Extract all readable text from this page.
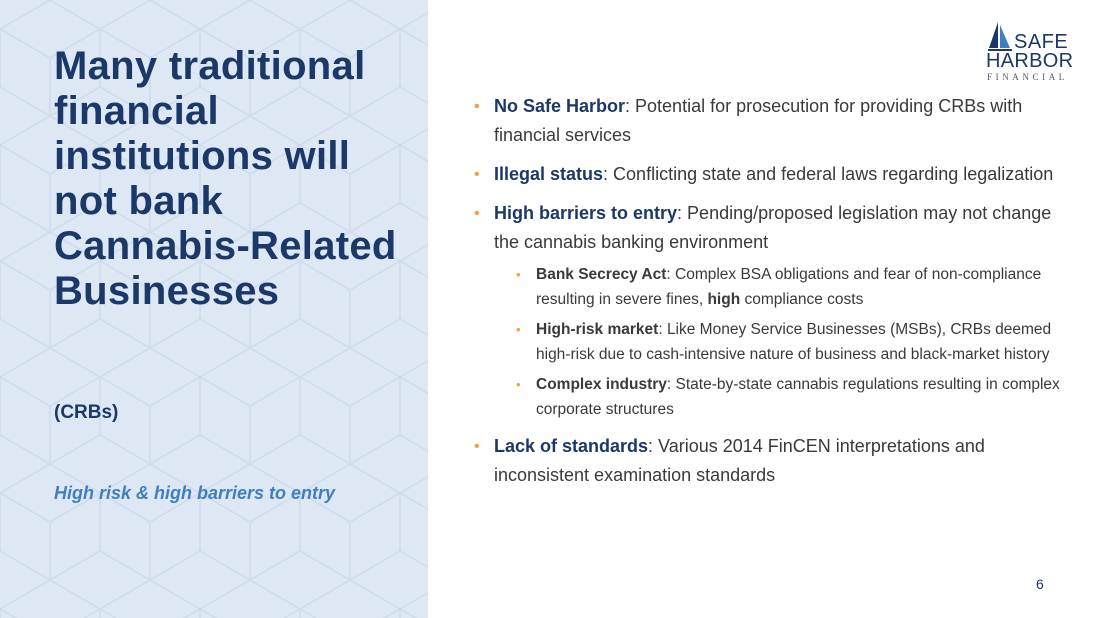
Many traditional financial institutions will not bank Cannabis-Related Businesses
(CRBs)
High risk & high barriers to entry
SAFE
HARBOR
FINANCIAL
• No Safe Harbor: Potential for prosecution for providing CRBs with financial services
• Illegal status: Conflicting state and federal laws regarding legalization
• High barriers to entry: Pending/proposed legislation may not change the cannabis banking environment
• Bank Secrecy Act: Complex BSA obligations and fear of non-compliance resulting in severe fines, high compliance costs
• High-risk market: Like Money Service Businesses (MSBs), CRBs deemed high-risk due to cash-intensive nature of business and black-market history
• Complex industry: State-by-state cannabis regulations resulting in complex corporate structures
• Lack of standards: Various 2014 FinCEN interpretations and inconsistent examination standards
6
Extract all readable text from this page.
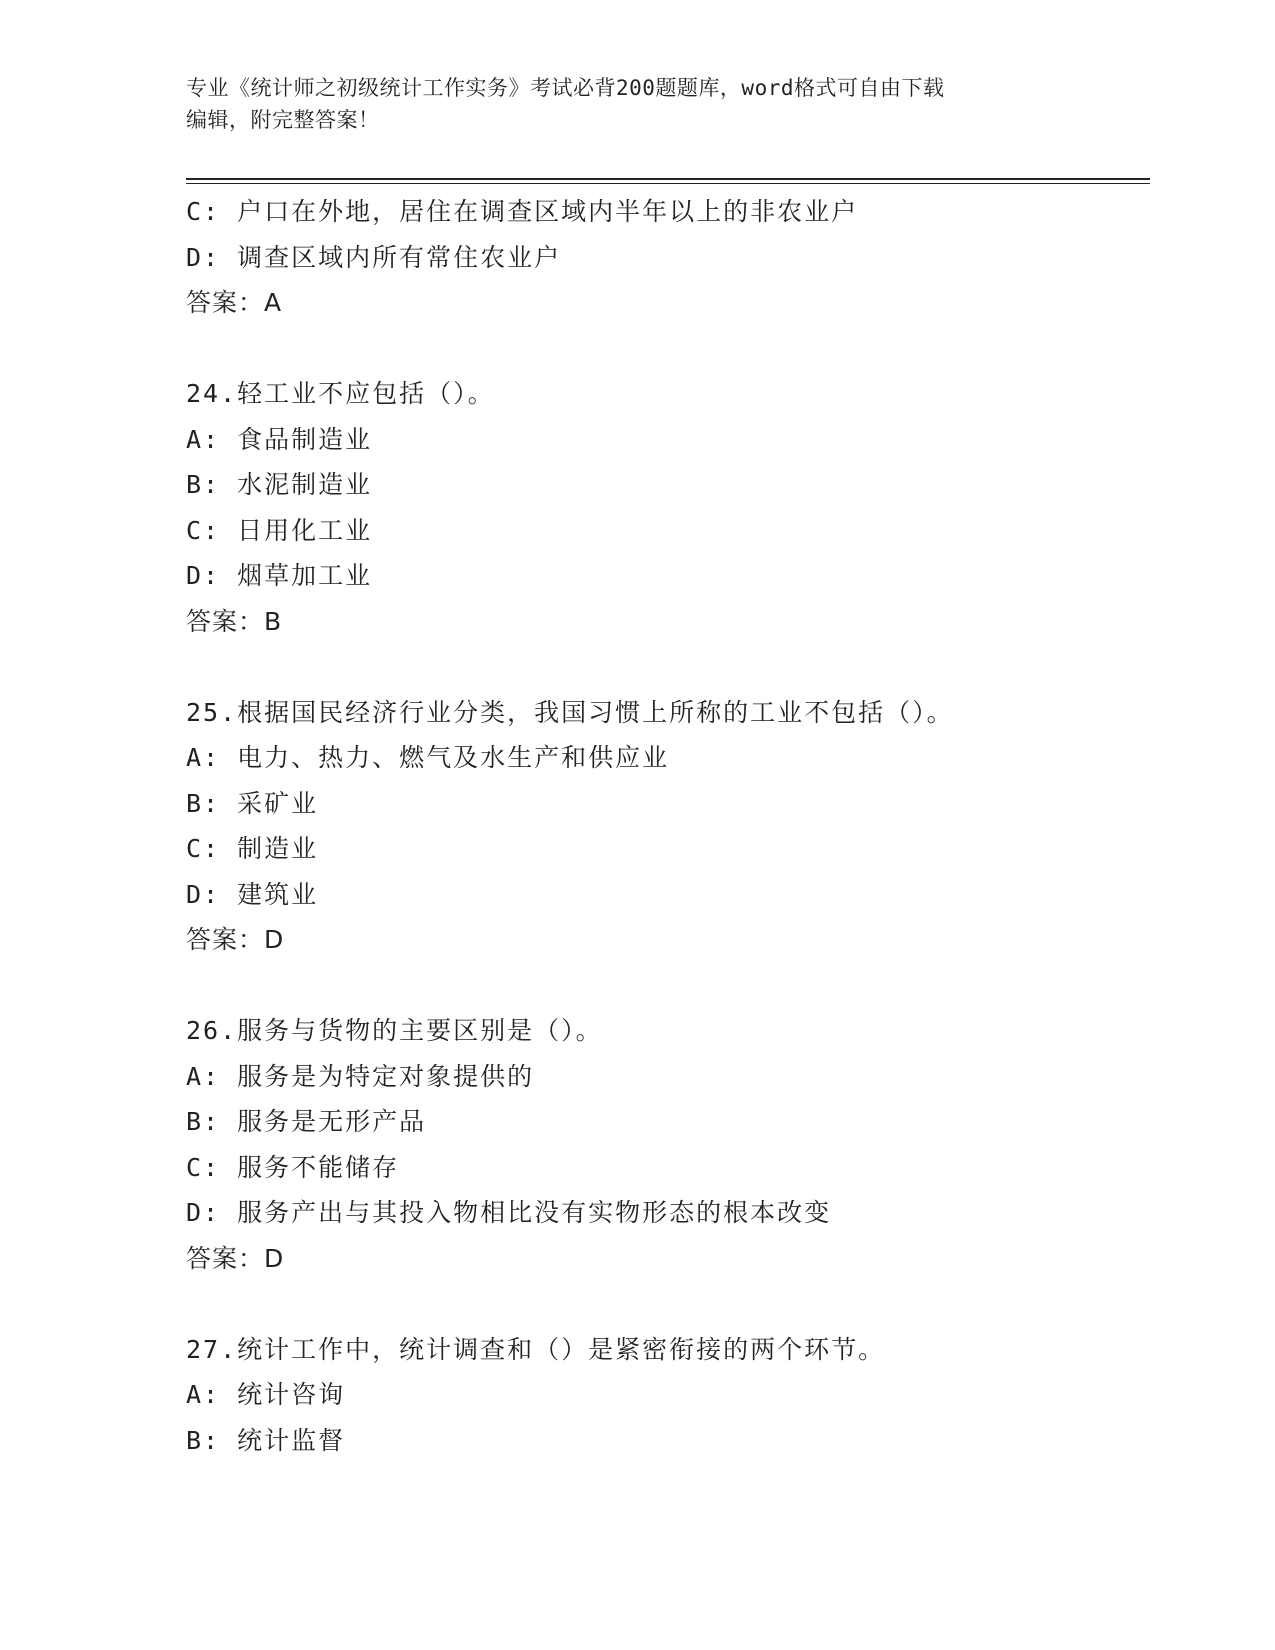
专业《统计师之初级统计工作实务》考试必背200题题库，word格式可自由下载
编辑，附完整答案！
C: 户口在外地，居住在调查区域内半年以上的非农业户
D: 调查区域内所有常住农业户
答案：A
24.轻工业不应包括（）。
A: 食品制造业
B: 水泥制造业
C: 日用化工业
D: 烟草加工业
答案：B
25.根据国民经济行业分类，我国习惯上所称的工业不包括（）。
A: 电力、热力、燃气及水生产和供应业
B: 采矿业
C: 制造业
D: 建筑业
答案：D
26.服务与货物的主要区别是（）。
A: 服务是为特定对象提供的
B: 服务是无形产品
C: 服务不能储存
D: 服务产出与其投入物相比没有实物形态的根本改变
答案：D
27.统计工作中，统计调查和（）是紧密衔接的两个环节。
A: 统计咨询
B: 统计监督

+ + + + +

Exercise task: A faithful copy of the records above is needed, with the pictures left out.

Exercise response:
Extract all readable text from this page.
Many traditional financial institutions will not bank Cannabis-Related Businesses
(CRBs)
High risk & high barriers to entry
SAFE
HARBOR
FINANCIAL
• No Safe Harbor: Potential for prosecution for providing CRBs with financial services
• Illegal status: Conflicting state and federal laws regarding legalization
• High barriers to entry: Pending/proposed legislation may not change the cannabis banking environment
• Bank Secrecy Act: Complex BSA obligations and fear of non-compliance resulting in severe fines, high compliance costs
• High-risk market: Like Money Service Businesses (MSBs), CRBs deemed high-risk due to cash-intensive nature of business and black-market history
• Complex industry: State-by-state cannabis regulations resulting in complex corporate structures
• Lack of standards: Various 2014 FinCEN interpretations and inconsistent examination standards
6
Extract all readable text from this page.
专业《统计师之初级统计工作实务》考试必背200题题库，word格式可自由下载
编辑，附完整答案！
C: 户口在外地，居住在调查区域内半年以上的非农业户
D: 调查区域内所有常住农业户
答案：A
24.轻工业不应包括（）。
A: 食品制造业
B: 水泥制造业
C: 日用化工业
D: 烟草加工业
答案：B
25.根据国民经济行业分类，我国习惯上所称的工业不包括（）。
A: 电力、热力、燃气及水生产和供应业
B: 采矿业
C: 制造业
D: 建筑业
答案：D
26.服务与货物的主要区别是（）。
A: 服务是为特定对象提供的
B: 服务是无形产品
C: 服务不能储存
D: 服务产出与其投入物相比没有实物形态的根本改变
答案：D
27.统计工作中，统计调查和（）是紧密衔接的两个环节。
A: 统计咨询
B: 统计监督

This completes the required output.